— ENTRIES SHOWN —
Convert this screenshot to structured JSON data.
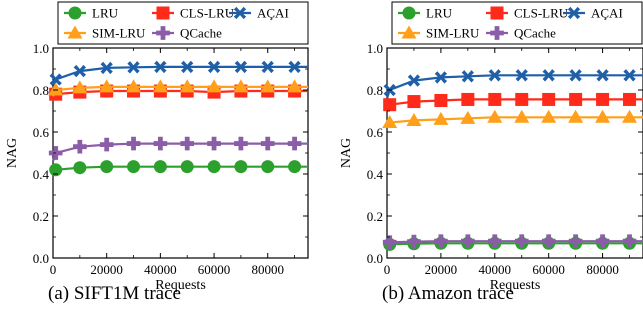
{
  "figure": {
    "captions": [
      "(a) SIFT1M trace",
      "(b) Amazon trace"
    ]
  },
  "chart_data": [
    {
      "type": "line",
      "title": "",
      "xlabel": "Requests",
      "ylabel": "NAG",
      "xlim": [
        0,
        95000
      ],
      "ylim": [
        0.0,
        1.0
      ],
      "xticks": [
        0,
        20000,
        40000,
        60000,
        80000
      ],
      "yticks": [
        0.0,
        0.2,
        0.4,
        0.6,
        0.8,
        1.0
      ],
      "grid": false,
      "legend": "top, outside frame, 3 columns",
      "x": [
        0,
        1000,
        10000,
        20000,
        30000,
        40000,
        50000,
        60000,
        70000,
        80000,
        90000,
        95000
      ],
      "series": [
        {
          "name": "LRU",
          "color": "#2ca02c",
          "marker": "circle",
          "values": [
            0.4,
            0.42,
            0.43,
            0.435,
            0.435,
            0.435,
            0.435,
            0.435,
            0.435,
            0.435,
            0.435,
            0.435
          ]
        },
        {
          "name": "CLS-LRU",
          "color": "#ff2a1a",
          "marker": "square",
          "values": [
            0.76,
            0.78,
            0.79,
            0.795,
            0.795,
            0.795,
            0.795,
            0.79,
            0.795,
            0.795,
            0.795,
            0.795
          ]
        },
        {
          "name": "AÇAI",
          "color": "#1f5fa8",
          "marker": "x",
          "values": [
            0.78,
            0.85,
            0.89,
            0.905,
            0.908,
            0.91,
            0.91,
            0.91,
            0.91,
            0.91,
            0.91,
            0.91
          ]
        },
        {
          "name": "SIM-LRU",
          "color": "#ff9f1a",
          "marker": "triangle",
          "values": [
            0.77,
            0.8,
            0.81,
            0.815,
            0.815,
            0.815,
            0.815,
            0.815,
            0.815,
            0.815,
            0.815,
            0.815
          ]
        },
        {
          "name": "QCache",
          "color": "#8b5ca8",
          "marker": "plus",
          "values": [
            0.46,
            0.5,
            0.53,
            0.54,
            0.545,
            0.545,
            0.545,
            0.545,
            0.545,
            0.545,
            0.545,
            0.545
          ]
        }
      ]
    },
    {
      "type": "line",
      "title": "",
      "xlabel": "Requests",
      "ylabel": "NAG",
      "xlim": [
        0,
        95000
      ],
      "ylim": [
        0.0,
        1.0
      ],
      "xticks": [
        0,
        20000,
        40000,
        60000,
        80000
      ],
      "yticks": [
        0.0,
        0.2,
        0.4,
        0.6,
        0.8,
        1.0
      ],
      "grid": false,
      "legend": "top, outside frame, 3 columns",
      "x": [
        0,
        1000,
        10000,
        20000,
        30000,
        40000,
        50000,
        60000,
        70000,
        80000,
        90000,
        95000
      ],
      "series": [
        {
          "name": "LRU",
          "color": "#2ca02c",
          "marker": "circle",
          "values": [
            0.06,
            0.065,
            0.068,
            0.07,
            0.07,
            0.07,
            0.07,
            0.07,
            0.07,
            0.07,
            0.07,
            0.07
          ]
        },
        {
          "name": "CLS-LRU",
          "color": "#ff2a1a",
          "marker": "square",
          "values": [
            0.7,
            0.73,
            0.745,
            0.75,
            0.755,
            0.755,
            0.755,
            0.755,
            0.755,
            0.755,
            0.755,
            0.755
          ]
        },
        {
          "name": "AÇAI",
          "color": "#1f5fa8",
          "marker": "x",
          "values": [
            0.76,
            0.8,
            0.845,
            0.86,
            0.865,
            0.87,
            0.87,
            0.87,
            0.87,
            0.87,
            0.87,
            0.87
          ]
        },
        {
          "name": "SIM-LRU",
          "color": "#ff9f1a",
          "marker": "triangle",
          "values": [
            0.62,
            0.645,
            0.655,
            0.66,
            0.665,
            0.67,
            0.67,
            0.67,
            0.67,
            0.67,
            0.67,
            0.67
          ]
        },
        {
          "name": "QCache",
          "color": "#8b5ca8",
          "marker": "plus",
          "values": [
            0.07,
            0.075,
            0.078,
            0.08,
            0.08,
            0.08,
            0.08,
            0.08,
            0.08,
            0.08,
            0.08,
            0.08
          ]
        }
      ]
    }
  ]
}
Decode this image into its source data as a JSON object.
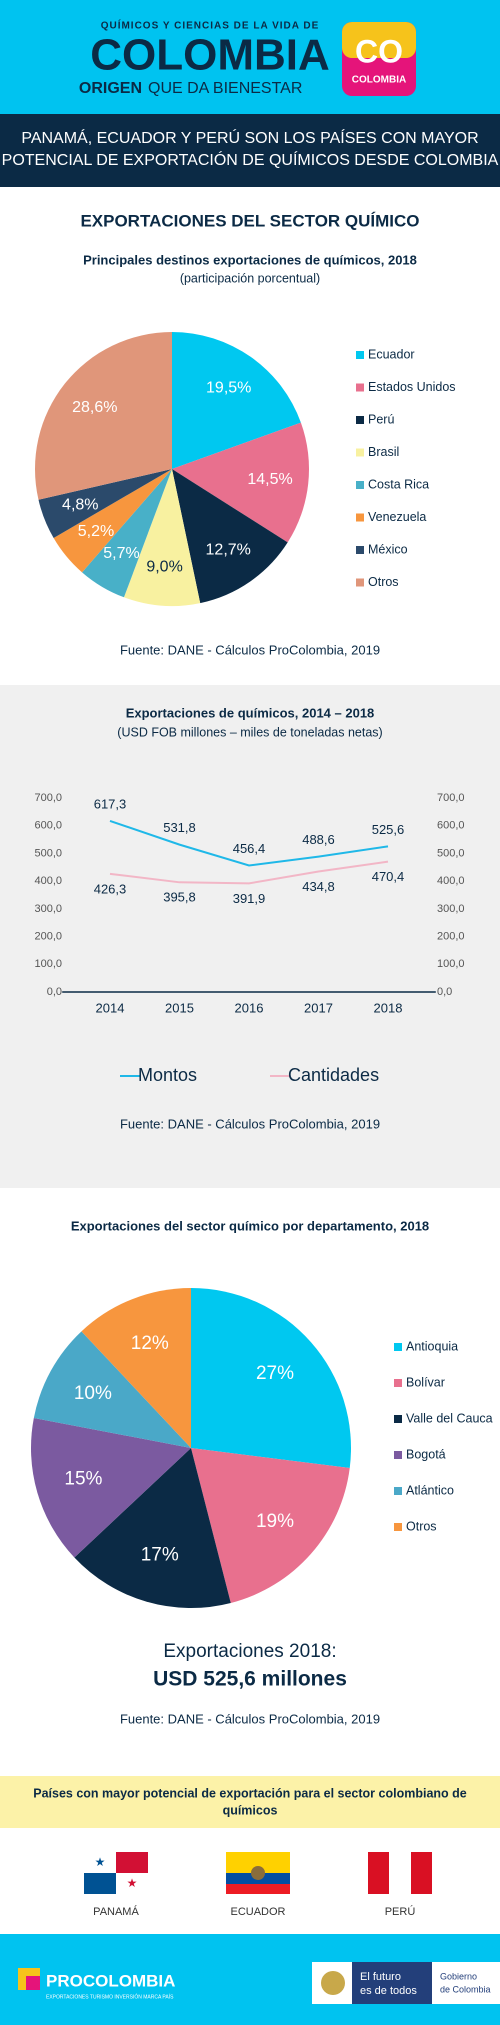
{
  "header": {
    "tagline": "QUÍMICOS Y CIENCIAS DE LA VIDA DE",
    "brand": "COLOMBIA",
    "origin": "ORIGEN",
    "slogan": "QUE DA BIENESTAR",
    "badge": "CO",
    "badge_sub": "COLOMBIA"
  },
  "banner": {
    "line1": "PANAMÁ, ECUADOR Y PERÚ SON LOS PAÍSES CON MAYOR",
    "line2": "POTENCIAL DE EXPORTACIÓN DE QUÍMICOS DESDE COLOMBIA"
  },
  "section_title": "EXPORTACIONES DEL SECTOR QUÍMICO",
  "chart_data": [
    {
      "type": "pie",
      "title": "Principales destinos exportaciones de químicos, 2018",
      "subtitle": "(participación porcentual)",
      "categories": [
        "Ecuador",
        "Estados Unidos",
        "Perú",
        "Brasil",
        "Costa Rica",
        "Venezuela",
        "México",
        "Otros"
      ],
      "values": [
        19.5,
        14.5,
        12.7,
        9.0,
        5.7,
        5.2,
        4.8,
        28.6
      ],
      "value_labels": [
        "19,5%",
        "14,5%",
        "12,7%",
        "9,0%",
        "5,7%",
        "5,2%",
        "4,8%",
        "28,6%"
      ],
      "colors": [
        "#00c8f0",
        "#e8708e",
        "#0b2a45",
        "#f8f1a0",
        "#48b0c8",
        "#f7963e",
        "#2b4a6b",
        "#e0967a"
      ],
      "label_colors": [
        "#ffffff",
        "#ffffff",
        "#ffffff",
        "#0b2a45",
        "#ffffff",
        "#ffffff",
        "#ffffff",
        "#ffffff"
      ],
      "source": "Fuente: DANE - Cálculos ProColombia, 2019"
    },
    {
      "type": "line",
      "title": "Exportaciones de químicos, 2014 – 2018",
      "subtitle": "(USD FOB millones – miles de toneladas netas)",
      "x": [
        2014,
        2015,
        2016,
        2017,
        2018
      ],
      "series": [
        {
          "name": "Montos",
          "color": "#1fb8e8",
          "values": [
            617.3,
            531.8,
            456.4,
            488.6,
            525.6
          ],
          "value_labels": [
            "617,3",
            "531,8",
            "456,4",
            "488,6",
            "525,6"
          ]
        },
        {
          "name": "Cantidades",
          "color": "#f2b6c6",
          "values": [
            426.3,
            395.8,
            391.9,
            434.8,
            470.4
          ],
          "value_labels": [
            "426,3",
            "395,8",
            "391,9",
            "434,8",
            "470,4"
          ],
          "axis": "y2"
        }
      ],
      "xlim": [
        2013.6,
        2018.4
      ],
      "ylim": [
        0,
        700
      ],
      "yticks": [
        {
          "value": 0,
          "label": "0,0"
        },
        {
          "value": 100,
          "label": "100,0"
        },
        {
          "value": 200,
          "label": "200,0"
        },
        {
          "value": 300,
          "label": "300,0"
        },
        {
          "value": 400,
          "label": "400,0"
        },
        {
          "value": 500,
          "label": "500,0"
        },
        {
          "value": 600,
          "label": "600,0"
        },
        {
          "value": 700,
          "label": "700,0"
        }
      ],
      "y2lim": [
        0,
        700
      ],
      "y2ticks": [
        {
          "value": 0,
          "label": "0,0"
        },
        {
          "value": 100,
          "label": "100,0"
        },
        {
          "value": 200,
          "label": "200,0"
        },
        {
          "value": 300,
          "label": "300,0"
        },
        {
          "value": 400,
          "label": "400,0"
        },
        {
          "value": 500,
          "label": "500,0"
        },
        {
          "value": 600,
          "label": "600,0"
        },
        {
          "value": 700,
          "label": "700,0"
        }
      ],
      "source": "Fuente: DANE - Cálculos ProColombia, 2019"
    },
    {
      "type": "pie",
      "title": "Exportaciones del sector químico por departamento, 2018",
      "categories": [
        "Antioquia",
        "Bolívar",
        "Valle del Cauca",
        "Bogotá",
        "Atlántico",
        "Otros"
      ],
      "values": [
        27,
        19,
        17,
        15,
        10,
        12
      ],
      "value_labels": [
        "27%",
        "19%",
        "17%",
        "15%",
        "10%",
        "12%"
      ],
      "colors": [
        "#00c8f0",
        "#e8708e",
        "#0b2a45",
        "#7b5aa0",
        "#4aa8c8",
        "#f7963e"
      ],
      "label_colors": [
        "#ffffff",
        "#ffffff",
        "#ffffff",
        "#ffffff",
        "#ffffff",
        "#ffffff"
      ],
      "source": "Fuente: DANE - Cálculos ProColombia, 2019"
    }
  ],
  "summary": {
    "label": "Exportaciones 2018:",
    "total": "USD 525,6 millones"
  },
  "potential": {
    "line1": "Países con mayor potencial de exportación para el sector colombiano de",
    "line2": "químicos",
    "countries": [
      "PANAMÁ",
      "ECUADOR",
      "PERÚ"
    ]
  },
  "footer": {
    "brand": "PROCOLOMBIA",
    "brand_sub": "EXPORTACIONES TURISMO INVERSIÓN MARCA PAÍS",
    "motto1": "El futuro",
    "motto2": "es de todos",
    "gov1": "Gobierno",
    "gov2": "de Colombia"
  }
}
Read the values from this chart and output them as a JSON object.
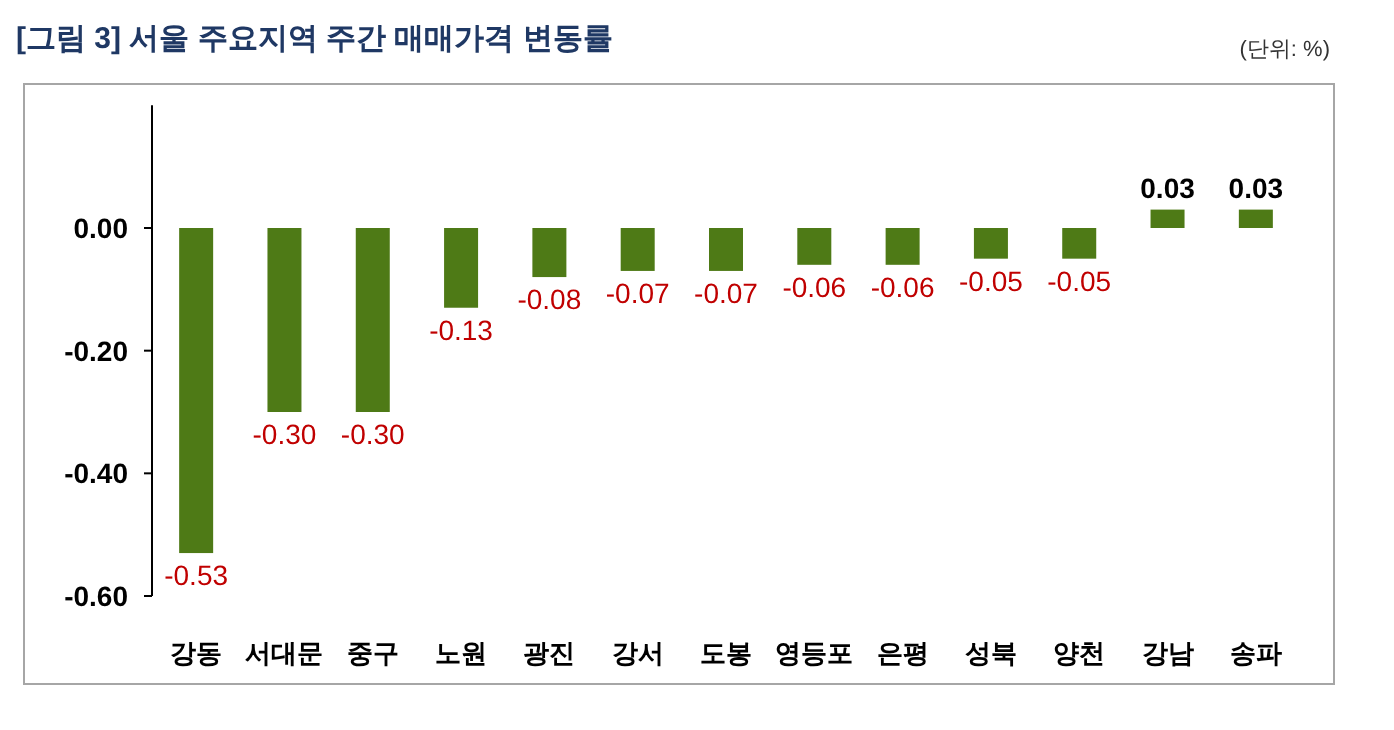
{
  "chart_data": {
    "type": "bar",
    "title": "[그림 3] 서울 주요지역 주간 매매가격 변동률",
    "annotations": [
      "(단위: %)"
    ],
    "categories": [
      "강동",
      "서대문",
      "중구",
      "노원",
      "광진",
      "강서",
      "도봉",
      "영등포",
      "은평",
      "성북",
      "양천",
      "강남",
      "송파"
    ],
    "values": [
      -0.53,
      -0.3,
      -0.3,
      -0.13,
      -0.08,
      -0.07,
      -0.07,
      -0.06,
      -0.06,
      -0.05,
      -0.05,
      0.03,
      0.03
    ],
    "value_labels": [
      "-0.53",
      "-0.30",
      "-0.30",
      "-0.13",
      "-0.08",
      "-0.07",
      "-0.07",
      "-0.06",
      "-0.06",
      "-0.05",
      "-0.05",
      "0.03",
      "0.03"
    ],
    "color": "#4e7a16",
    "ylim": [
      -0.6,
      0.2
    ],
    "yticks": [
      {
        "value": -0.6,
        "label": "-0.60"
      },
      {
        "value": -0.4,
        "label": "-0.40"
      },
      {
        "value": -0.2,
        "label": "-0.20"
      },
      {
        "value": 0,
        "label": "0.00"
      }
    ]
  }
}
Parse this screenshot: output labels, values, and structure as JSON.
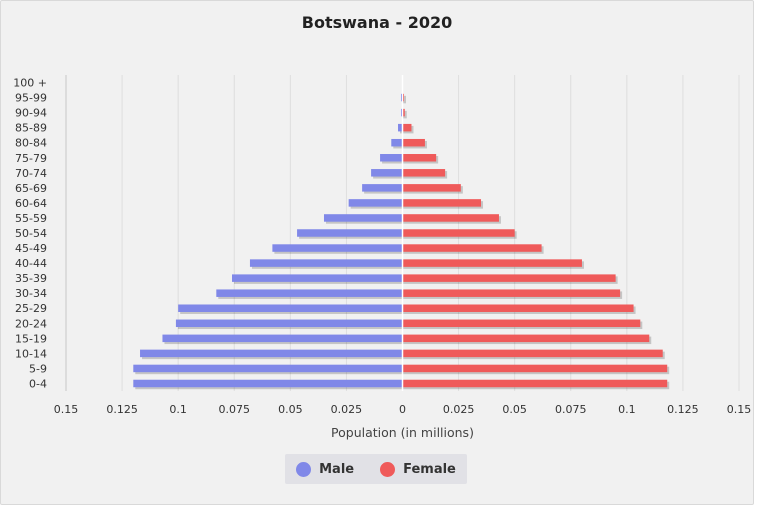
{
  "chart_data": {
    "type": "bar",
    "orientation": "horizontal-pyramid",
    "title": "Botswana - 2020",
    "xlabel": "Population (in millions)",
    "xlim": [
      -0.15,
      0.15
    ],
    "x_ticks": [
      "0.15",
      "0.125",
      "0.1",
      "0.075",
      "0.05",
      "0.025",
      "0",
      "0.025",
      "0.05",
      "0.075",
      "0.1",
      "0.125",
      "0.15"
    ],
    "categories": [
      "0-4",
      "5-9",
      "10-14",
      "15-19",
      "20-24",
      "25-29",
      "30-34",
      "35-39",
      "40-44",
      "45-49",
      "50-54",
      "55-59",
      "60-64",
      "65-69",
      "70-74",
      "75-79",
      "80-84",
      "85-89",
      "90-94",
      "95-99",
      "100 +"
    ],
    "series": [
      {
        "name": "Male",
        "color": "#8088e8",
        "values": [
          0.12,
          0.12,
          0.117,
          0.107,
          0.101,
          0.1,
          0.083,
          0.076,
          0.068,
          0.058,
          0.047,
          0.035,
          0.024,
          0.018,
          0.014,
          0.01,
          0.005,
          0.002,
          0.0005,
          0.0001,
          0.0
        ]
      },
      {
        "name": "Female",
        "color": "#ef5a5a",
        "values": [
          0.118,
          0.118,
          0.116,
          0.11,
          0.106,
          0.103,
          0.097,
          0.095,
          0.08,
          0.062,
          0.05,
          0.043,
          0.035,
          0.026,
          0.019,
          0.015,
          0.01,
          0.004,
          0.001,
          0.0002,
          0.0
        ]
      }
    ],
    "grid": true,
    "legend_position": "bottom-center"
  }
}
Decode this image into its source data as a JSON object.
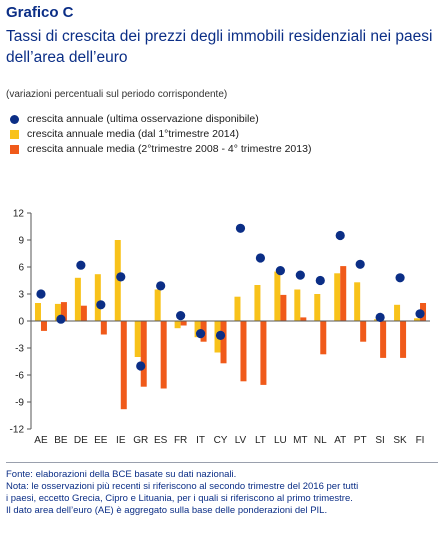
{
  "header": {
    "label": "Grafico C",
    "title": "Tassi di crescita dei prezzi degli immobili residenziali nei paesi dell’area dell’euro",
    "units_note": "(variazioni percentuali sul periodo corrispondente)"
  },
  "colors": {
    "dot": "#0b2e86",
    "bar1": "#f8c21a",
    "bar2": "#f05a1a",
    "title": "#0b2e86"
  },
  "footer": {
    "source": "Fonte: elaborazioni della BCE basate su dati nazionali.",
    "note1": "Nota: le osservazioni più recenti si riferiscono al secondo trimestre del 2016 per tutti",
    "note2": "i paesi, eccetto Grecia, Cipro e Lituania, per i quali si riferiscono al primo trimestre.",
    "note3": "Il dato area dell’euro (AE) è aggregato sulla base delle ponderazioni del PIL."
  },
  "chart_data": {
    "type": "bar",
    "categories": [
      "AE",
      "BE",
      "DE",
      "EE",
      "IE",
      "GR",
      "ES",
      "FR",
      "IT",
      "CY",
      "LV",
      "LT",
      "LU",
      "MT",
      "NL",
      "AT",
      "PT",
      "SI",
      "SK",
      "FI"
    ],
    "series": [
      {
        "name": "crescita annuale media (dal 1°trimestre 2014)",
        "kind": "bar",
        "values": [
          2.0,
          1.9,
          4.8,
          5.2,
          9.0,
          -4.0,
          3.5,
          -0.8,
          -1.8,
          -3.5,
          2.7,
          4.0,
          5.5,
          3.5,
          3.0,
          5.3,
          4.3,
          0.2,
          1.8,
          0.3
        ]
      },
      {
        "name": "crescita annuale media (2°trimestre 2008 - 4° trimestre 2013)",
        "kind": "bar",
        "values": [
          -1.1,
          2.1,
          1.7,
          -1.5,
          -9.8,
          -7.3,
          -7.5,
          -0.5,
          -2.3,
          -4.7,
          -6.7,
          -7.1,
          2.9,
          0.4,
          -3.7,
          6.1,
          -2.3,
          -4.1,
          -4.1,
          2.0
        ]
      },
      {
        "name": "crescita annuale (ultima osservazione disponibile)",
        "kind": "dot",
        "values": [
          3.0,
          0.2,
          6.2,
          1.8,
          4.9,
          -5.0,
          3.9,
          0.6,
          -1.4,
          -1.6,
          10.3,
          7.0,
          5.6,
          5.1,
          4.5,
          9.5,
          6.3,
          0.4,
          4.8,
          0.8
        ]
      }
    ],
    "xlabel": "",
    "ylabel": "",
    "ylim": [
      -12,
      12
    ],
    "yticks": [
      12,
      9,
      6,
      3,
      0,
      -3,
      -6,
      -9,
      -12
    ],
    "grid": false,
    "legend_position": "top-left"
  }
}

— SHORT PROBLEM —
In the entries above, find each line with the string "millones" and copy it.

— RESULT OF THIS TASK —
      "subtitle": "(USD FOB millones – miles de toneladas netas)",
    "total": "USD 525,6 millones"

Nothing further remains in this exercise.